Brief:
Search the data for the word "JSON" and copy every line where it occurs.

Input:
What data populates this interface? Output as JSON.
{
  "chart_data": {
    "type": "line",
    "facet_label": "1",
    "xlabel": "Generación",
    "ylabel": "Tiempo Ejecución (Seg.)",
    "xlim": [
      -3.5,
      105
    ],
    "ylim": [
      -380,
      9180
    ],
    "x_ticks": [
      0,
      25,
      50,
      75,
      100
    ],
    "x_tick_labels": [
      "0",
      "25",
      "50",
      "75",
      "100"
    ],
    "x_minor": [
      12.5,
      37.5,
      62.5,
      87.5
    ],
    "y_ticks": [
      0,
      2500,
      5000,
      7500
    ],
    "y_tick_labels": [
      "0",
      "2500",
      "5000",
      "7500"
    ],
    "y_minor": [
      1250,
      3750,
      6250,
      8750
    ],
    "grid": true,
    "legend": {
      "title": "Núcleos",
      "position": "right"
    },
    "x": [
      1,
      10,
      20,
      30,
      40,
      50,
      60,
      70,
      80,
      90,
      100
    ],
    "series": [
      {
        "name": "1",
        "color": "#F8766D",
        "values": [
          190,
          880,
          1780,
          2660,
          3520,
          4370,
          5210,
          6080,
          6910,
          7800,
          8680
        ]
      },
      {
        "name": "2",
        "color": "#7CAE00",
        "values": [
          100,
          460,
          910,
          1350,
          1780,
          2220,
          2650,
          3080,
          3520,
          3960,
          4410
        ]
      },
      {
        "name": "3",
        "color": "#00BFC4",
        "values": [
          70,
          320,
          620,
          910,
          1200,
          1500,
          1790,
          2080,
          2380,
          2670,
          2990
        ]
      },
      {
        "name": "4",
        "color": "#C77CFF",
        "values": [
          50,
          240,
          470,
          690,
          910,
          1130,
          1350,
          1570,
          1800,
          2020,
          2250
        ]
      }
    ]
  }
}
* * *
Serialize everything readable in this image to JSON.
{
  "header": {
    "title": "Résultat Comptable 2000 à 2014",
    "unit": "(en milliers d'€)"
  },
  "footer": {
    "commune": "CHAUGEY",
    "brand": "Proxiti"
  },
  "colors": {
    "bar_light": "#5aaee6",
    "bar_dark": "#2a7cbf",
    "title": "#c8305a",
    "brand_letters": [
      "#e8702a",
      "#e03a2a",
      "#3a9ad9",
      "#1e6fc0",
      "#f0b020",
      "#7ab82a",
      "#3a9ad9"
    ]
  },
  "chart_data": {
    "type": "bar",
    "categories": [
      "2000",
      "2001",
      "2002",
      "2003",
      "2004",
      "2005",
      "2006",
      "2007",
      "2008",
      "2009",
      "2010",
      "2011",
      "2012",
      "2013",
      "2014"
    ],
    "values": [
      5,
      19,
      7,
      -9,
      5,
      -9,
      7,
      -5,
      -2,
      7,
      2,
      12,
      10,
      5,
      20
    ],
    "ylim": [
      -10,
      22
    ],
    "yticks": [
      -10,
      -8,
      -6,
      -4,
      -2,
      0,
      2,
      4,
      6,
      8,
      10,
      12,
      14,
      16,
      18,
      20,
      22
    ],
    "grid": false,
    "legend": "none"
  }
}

Exercise result:
What data populates this interface? Output as JSON.
Serialize everything readable in this image to JSON.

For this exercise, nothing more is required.